Collection entries:
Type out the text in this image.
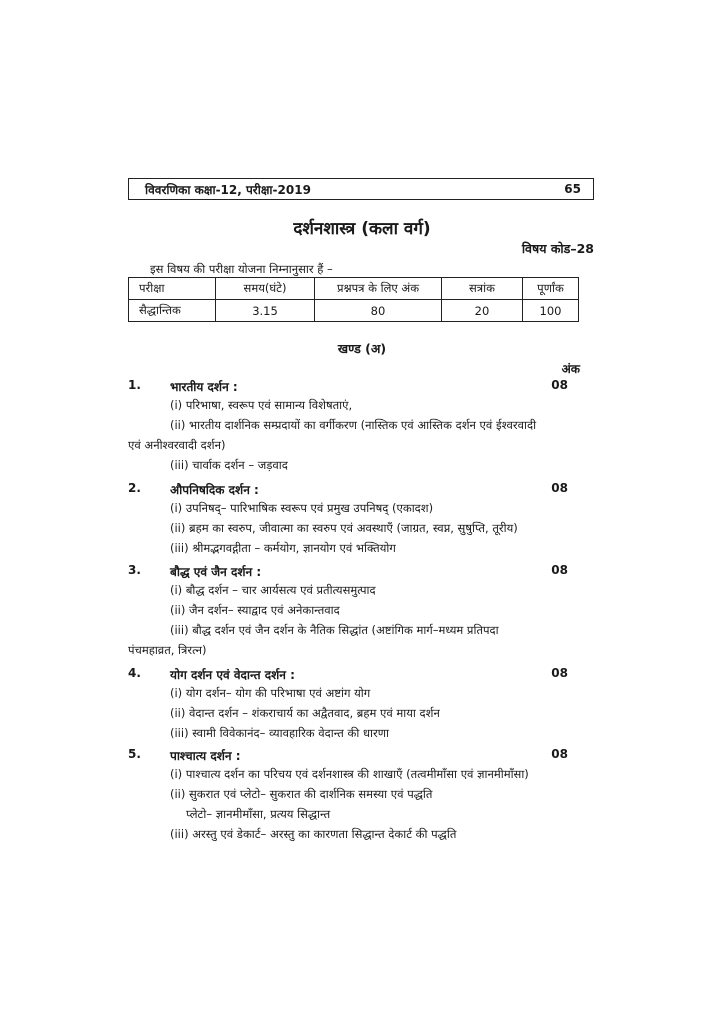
विवरणिका कक्षा-12, परीक्षा-2019	65
दर्शनशास्त्र (कला वर्ग)
विषय कोड–28
इस विषय की परीक्षा योजना निम्नानुसार हैं –
परीक्षा	समय(घंटे)	प्रश्नपत्र के लिए अंक	सत्रांक	पूर्णांक
सैद्धान्तिक	3.15	80	20	100
खण्ड (अ)
अंक
1.	भारतीय दर्शन :	08
(i) परिभाषा, स्वरूप एवं सामान्य विशेषताएं,
(ii) भारतीय दार्शनिक सम्प्रदायों का वर्गीकरण (नास्तिक एवं आस्तिक दर्शन एवं ईश्वरवादी
एवं अनीश्वरवादी दर्शन)
(iii) चार्वाक दर्शन – जड़वाद
2.	औपनिषदिक दर्शन :	08
(i) उपनिषद्– पारिभाषिक स्वरूप एवं प्रमुख उपनिषद् (एकादश)
(ii) ब्रहम का स्वरुप, जीवात्मा का स्वरुप एवं अवस्थाएँ (जाग्रत, स्वप्न, सुषुप्ति, तूरीय)
(iii) श्रीमद्भगवद्गीता – कर्मयोग, ज्ञानयोग एवं भक्तियोग
3.	बौद्ध एवं जैन दर्शन :	08
(i) बौद्ध दर्शन – चार आर्यसत्य एवं प्रतीत्यसमुत्पाद
(ii) जैन दर्शन– स्याद्वाद एवं अनेकान्तवाद
(iii) बौद्ध दर्शन एवं जैन दर्शन के नैतिक सिद्धांत (अष्टांगिक मार्ग–मध्यम प्रतिपदा
पंचमहाव्रत, त्रिरत्न)
4.	योग दर्शन एवं वेदान्त दर्शन :	08
(i) योग दर्शन– योग की परिभाषा एवं अष्टांग योग
(ii) वेदान्त दर्शन – शंकराचार्य का अद्वैतवाद, ब्रहम एवं माया दर्शन
(iii) स्वामी विवेकानंद– व्यावहारिक वेदान्त की धारणा
5.	पाश्चात्य दर्शन :	08
(i) पाश्चात्य दर्शन का परिचय एवं दर्शनशास्त्र की शाखाएँ (तत्वमीमाँसा एवं ज्ञानमीमाँसा)
(ii) सुकरात एवं प्लेटो– सुकरात की दार्शनिक समस्या एवं पद्धति
प्लेटो– ज्ञानमीमाँसा, प्रत्यय सिद्धान्त
(iii) अरस्तु एवं डेकार्ट– अरस्तु का कारणता सिद्धान्त देकार्ट की पद्धति
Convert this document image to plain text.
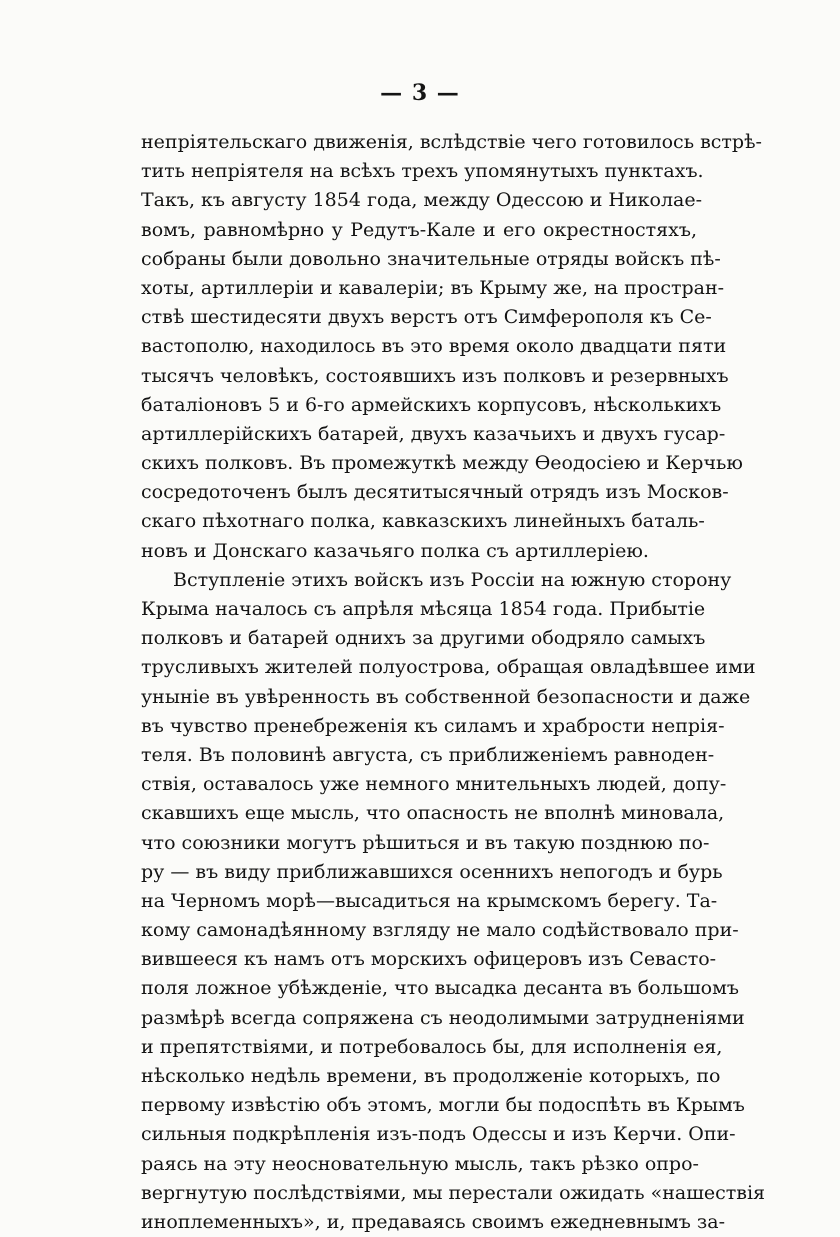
— 3 —
непріятельскаго движенія, вслѣдствіе чего готовилось встрѣ-
тить непріятеля на всѣхъ трехъ упомянутыхъ пунктахъ.
Такъ, къ августу 1854 года, между Одессою и Николае-
вомъ, равномѣрно у Редутъ-Кале и его окрестностяхъ,
собраны были довольно значительные отряды войскъ пѣ-
хоты, артиллеріи и кавалеріи; въ Крыму же, на простран-
ствѣ шестидесяти двухъ верстъ отъ Симферополя къ Се-
вастополю, находилось въ это время около двадцати пяти
тысячъ человѣкъ, состоявшихъ изъ полковъ и резервныхъ
баталіоновъ 5 и 6-го армейскихъ корпусовъ, нѣсколькихъ
артиллерійскихъ батарей, двухъ казачьихъ и двухъ гусар-
скихъ полковъ. Въ промежуткѣ между Ѳеодосіею и Керчью
сосредоточенъ былъ десятитысячный отрядъ изъ Москов-
скаго пѣхотнаго полка, кавказскихъ линейныхъ баталь-
новъ и Донскаго казачьяго полка съ артиллеріею.
Вступленіе этихъ войскъ изъ Россіи на южную сторону
Крыма началось съ апрѣля мѣсяца 1854 года. Прибытіе
полковъ и батарей однихъ за другими ободряло самыхъ
трусливыхъ жителей полуострова, обращая овладѣвшее ими
уныніе въ увѣренность въ собственной безопасности и даже
въ чувство пренебреженія къ силамъ и храбрости непрія-
теля. Въ половинѣ августа, съ приближеніемъ равноден-
ствія, оставалось уже немного мнительныхъ людей, допу-
скавшихъ еще мысль, что опасность не вполнѣ миновала,
что союзники могутъ рѣшиться и въ такую позднюю по-
ру — въ виду приближавшихся осеннихъ непогодъ и бурь
на Черномъ морѣ—высадиться на крымскомъ берегу. Та-
кому самонадѣянному взгляду не мало содѣйствовало при-
вившееся къ намъ отъ морскихъ офицеровъ изъ Севасто-
поля ложное убѣжденіе, что высадка десанта въ большомъ
размѣрѣ всегда сопряжена съ неодолимыми затрудненіями
и препятствіями, и потребовалось бы, для исполненія ея,
нѣсколько недѣль времени, въ продолженіе которыхъ, по
первому извѣстію объ этомъ, могли бы подоспѣть въ Крымъ
сильныя подкрѣпленія изъ-подъ Одессы и изъ Керчи. Опи-
раясь на эту неосновательную мысль, такъ рѣзко опро-
вергнутую послѣдствіями, мы перестали ожидать «нашествія
иноплеменныхъ», и, предаваясь своимъ ежедневнымъ за-
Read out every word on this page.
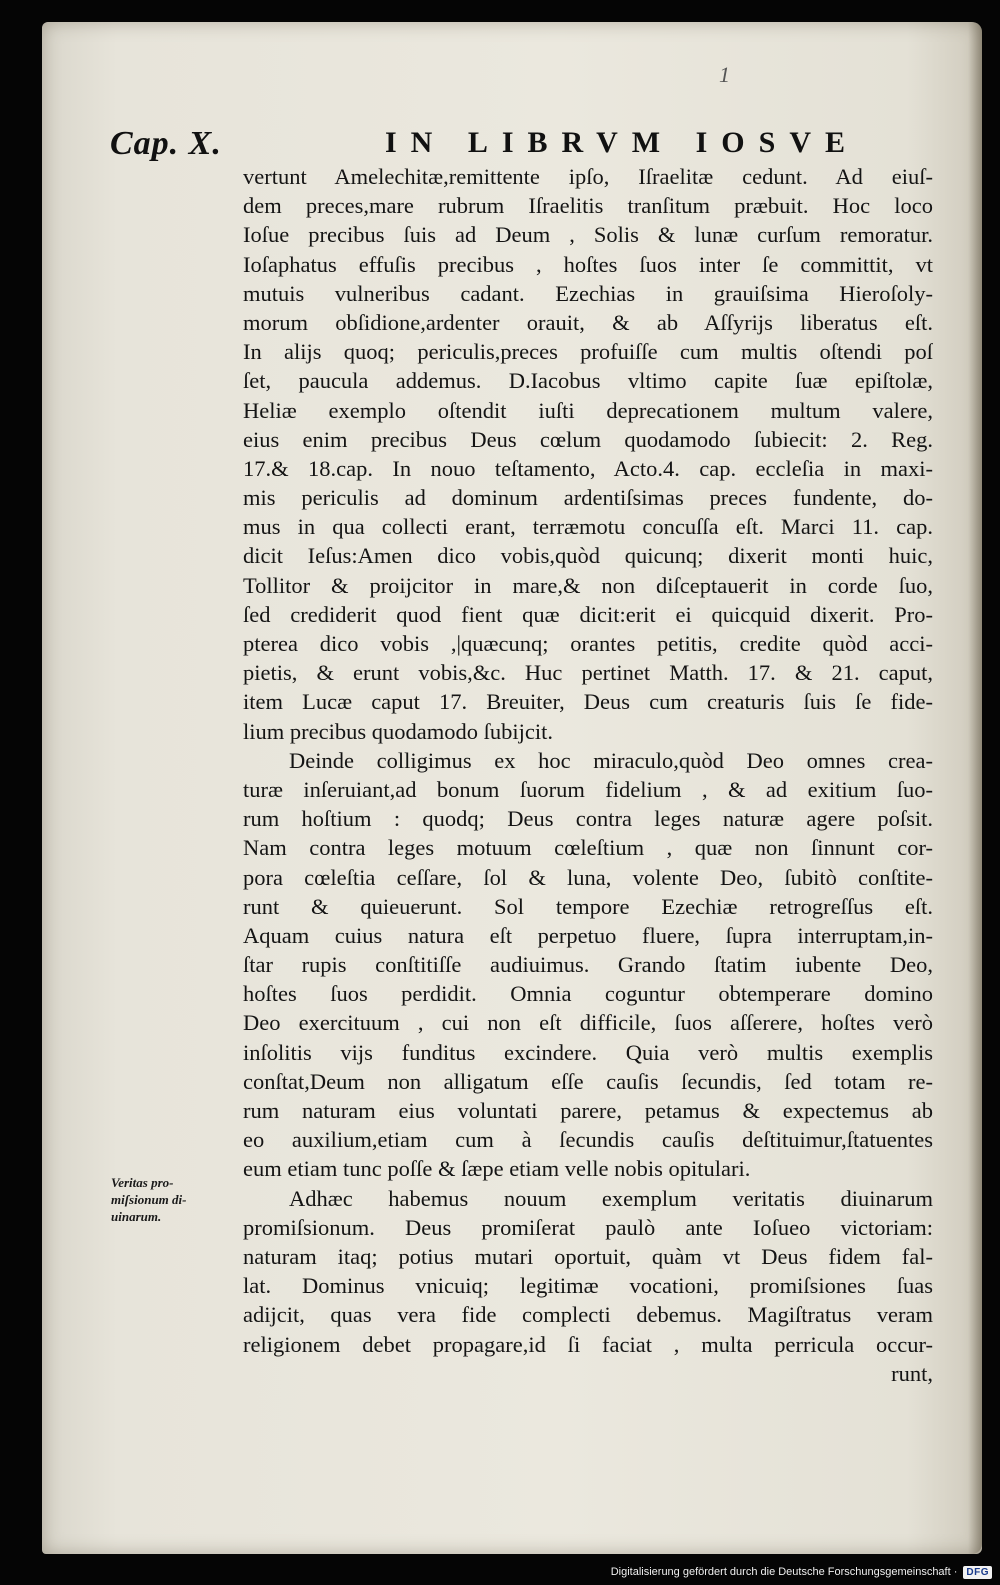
1
Cap. X.	IN LIBRVM IOSVE
vertunt Amelechitæ,remittente ipſo, Iſraelitæ cedunt. Ad eiuſ-
dem preces,mare rubrum Iſraelitis tranſitum præbuit. Hoc loco
Ioſue precibus ſuis ad Deum , Solis & lunæ curſum remoratur.
Ioſaphatus effuſis precibus , hoſtes ſuos inter ſe committit, vt
mutuis vulneribus cadant. Ezechias in grauiſsima Hieroſoly-
morum obſidione,ardenter orauit, & ab Aſſyrijs liberatus eſt.
In alijs quoq; periculis,preces profuiſſe cum multis oſtendi poſ
ſet, paucula addemus. D.Iacobus vltimo capite ſuæ epiſtolæ,
Heliæ exemplo oſtendit iuſti deprecationem multum valere,
eius enim precibus Deus cœlum quodamodo ſubiecit: 2. Reg.
17.& 18.cap. In nouo teſtamento, Acto.4. cap. eccleſia in maxi-
mis periculis ad dominum ardentiſsimas preces fundente, do-
mus in qua collecti erant, terræmotu concuſſa eſt. Marci 11. cap.
dicit Ieſus:Amen dico vobis,quòd quicunq; dixerit monti huic,
Tollitor & proijcitor in mare,& non diſceptauerit in corde ſuo,
ſed crediderit quod fient quæ dicit:erit ei quicquid dixerit. Pro-
pterea dico vobis ,|quæcunq; orantes petitis, credite quòd acci-
pietis, & erunt vobis,&c. Huc pertinet Matth. 17. & 21. caput,
item Lucæ caput 17. Breuiter, Deus cum creaturis ſuis ſe fide-
lium precibus quodamodo ſubijcit.
Deinde colligimus ex hoc miraculo,quòd Deo omnes crea-
turæ inſeruiant,ad bonum ſuorum fidelium , & ad exitium ſuo-
rum hoſtium : quodq; Deus contra leges naturæ agere poſsit.
Nam contra leges motuum cœleſtium , quæ non ſinnunt cor-
pora cœleſtia ceſſare, ſol & luna, volente Deo, ſubitò conſtite-
runt & quieuerunt. Sol tempore Ezechiæ retrogreſſus eſt.
Aquam cuius natura eſt perpetuo fluere, ſupra interruptam,in-
ſtar rupis conſtitiſſe audiuimus. Grando ſtatim iubente Deo,
hoſtes ſuos perdidit. Omnia coguntur obtemperare domino
Deo exercituum , cui non eſt difficile, ſuos aſſerere, hoſtes verò
inſolitis vijs funditus excindere. Quia verò multis exemplis
conſtat,Deum non alligatum eſſe cauſis ſecundis, ſed totam re-
rum naturam eius voluntati parere, petamus & expectemus ab
eo auxilium,etiam cum à ſecundis cauſis deſtituimur,ſtatuentes
eum etiam tunc poſſe & ſæpe etiam velle nobis opitulari.
Adhæc habemus nouum exemplum veritatis diuinarum
promiſsionum. Deus promiſerat paulò ante Ioſueo victoriam:
naturam itaq; potius mutari oportuit, quàm vt Deus fidem fal-
lat. Dominus vnicuiq; legitimæ vocationi, promiſsiones ſuas
adijcit, quas vera fide complecti debemus. Magiſtratus veram
religionem debet propagare,id ſi faciat , multa perricula occur-
runt,
Veritas pro-
miſsionum di-
uinarum.
Digitalisierung gefördert durch die Deutsche Forschungsgemeinschaft · DFG
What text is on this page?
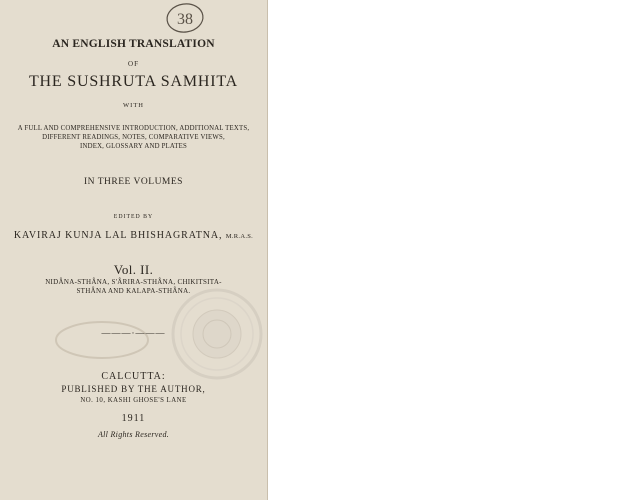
38
AN ENGLISH TRANSLATION
OF
THE SUSHRUTA SAMHITA
WITH
A FULL AND COMPREHENSIVE INTRODUCTION, ADDITIONAL TEXTS,
DIFFERENT READINGS, NOTES, COMPARATIVE VIEWS,
INDEX, GLOSSARY AND PLATES
IN THREE VOLUMES
EDITED BY
KAVIRAJ KUNJA LAL BHISHAGRATNA, M.R.A.S.
Vol. II.
NIDÂNA-STHÂNA, S'ÂRIRA-STHÂNA, CHIKITSITA-
STHÂNA AND KALAPA-STHÂNA.
———·———
CALCUTTA:
PUBLISHED BY THE AUTHOR,
NO. 10, KASHI GHOSE'S LANE
1911
All Rights Reserved.
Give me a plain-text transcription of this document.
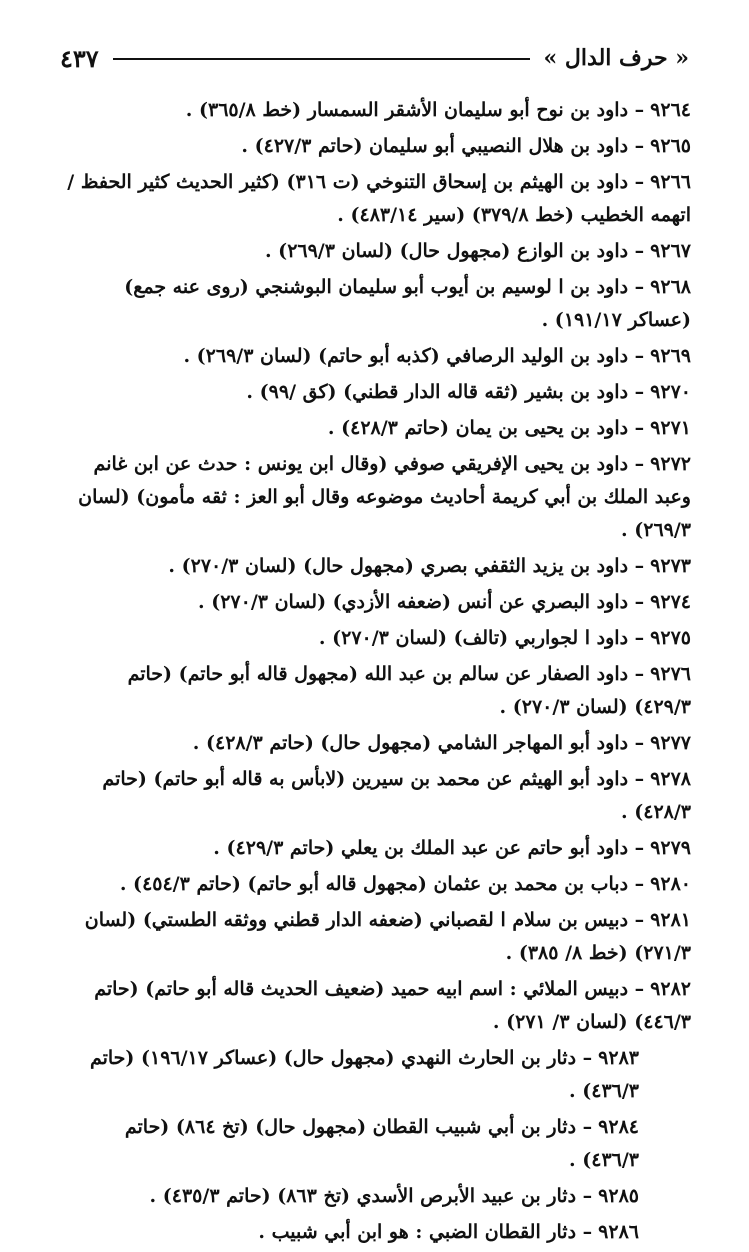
« حرف الدال »
٤٣٧

٩٢٦٤– داود بن نوح أبو سليمان الأشقر السمسار (خط ٣٦٥/٨) .

٩٢٦٥– داود بن هلال النصيبي أبو سليمان (حاتم ٤٢٧/٣) .

٩٢٦٦– داود بن الهيثم بن إسحاق التنوخي (ت ٣١٦) (كثير الحديث كثير الحفظ / اتهمه الخطيب (خط ٣٧٩/٨) (سير ٤٨٣/١٤) .

٩٢٦٧– داود بن الوازع (مجهول حال) (لسان ٢٦٩/٣) .

٩٢٦٨– داود بن ا لوسيم بن أيوب أبو سليمان البوشنجي (روى عنه جمع) (عساكر ١٩١/١٧) .

٩٢٦٩– داود بن الوليد الرصافي (كذبه أبو حاتم) (لسان ٢٦٩/٣) .

٩٢٧٠– داود بن بشير (ثقه قاله الدار قطني) (كق /٩٩) .

٩٢٧١– داود بن يحيى بن يمان (حاتم ٤٢٨/٣) .

٩٢٧٢– داود بن يحيى الإفريقي صوفي (وقال ابن يونس : حدث عن ابن غانم وعبد الملك بن أبي كريمة أحاديث موضوعه وقال أبو العز : ثقه مأمون) (لسان ٢٦٩/٣) .

٩٢٧٣– داود بن يزيد الثقفي بصري (مجهول حال) (لسان ٢٧٠/٣) .

٩٢٧٤– داود البصري عن أنس (ضعفه الأزدي) (لسان ٢٧٠/٣) .

٩٢٧٥– داود ا لجواربي (تالف) (لسان ٢٧٠/٣) .

٩٢٧٦– داود الصفار عن سالم بن عبد الله (مجهول قاله أبو حاتم) (حاتم ٤٢٩/٣) (لسان ٢٧٠/٣) .

٩٢٧٧– داود أبو المهاجر الشامي (مجهول حال) (حاتم ٤٢٨/٣) .

٩٢٧٨– داود أبو الهيثم عن محمد بن سيرين (لابأس به قاله أبو حاتم) (حاتم ٤٢٨/٣) .

٩٢٧٩– داود أبو حاتم عن عبد الملك بن يعلي (حاتم ٤٢٩/٣) .

٩٢٨٠– دباب بن محمد بن عثمان (مجهول قاله أبو حاتم) (حاتم ٤٥٤/٣) .

٩٢٨١– دبيس بن سلام ا لقصباني (ضعفه الدار قطني ووثقه الطستي) (لسان ٢٧١/٣) (خط ٨/ ٣٨٥) .

٩٢٨٢– دبيس الملائي : اسم ابيه حميد (ضعيف الحديث قاله أبو حاتم) (حاتم ٤٤٦/٣) (لسان ٣/ ٢٧١) .

٩٢٨٣– دثار بن الحارث النهدي (مجهول حال) (عساكر ١٩٦/١٧) (حاتم ٤٣٦/٣) .

٩٢٨٤– دثار بن أبي شبيب القطان (مجهول حال) (تخ ٨٦٤) (حاتم ٤٣٦/٣) .

٩٢٨٥– دثار بن عبيد الأبرص الأسدي (تخ ٨٦٣) (حاتم ٤٣٥/٣) .

٩٢٨٦– دثار القطان الضبي : هو ابن أبي شبيب .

- [THE REQUEST] Pick out, from the lines above, every one that contains the string "ſecundis".

- [TASK RESPONSE]
conſtat,Deum non alligatum eſſe cauſis ſecundis, ſed totam re-
eo auxilium,etiam cum à ſecundis cauſis deſtituimur,ſtatuentes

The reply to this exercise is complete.